THE PROBLEM:
From the forum posts below, extract the passage word for word, beginning at the words "clutter I have" and stopping after the words "the right track?".

SUPPLIED TEXT:
PurpleWolfe · 21/01/2013 13:38

To make you Babes smile, I have sent you the gift of a link. Now, don't all rush at once! I spotted him first! xx

www.pof.com/viewprofile.aspx?profile_id=49538216

MrsMalinky · 21/01/2013 14:17

Hi everyone,

I am glad I have found you because I think I'm going to need some support. I have realised that I have a problem with alcohol. Specifically I am the cliche of the middle class mum cracking open the wine while cooking dinner and then pushing on through. I have been trying to only drink on a Saturday night but Christmas messed that up and we were drinking every night. I decided I would do a dry January but only lasted 2 weeks :(

Today I have realised this has to change. I drank a bottle and a half of wine last night and woke up to do the school run and realised I was still drunk. Made an excuse re the snow and ice and my lovely DH (who has a perfectly normal relationship with alcohol) took them instead.

I went back to bed, woke up at 10 with a headache and made the decision - that can NEVER happen again. This isn't just "liking a drink" anymore, I have a problem. I don't drink every day but when I do I can't stop. I am not brave enough to discuss it with DH though - I am hating myself and really judging myself. I am a much better wife and mum when I'm sober and I am really focussing on that.

Anyway, I look forward to chatting to you all.

MrsMalinky · 21/01/2013 14:20

clutter I have been there too may times. The paranoia and feeling of absolute regret is awful, but it sounds like its going to help you focus on not letting that happen again and get you back on the right track?

RECORD SET:
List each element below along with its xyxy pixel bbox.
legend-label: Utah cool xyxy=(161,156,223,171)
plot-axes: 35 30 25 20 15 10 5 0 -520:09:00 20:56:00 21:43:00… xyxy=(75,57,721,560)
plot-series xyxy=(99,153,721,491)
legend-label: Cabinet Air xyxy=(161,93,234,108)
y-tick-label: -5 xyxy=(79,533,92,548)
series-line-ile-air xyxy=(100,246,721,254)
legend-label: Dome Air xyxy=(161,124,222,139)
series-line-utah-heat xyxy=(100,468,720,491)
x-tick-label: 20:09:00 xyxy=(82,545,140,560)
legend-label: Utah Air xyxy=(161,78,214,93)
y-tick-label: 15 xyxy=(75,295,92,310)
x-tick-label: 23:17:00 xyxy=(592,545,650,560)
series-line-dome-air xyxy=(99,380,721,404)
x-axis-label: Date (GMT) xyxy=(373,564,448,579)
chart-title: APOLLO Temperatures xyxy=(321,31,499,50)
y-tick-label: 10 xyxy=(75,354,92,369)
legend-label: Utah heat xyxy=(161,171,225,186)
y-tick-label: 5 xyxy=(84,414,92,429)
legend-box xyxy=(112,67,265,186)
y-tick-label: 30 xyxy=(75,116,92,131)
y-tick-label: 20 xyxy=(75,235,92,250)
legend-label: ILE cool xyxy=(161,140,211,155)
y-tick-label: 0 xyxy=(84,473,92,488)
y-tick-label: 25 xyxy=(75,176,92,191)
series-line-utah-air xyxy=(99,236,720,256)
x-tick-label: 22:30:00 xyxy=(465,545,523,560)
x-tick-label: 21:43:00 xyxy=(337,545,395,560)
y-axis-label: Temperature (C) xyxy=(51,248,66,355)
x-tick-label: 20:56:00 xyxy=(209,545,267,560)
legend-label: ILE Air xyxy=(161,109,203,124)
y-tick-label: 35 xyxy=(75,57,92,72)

RESPONSE TO THE EXERCISE:
clutter I have been there too may times. The paranoia and feeling of absolute regret is awful, but it sounds like its going to help you focus on not letting that happen again and get you back on the right track?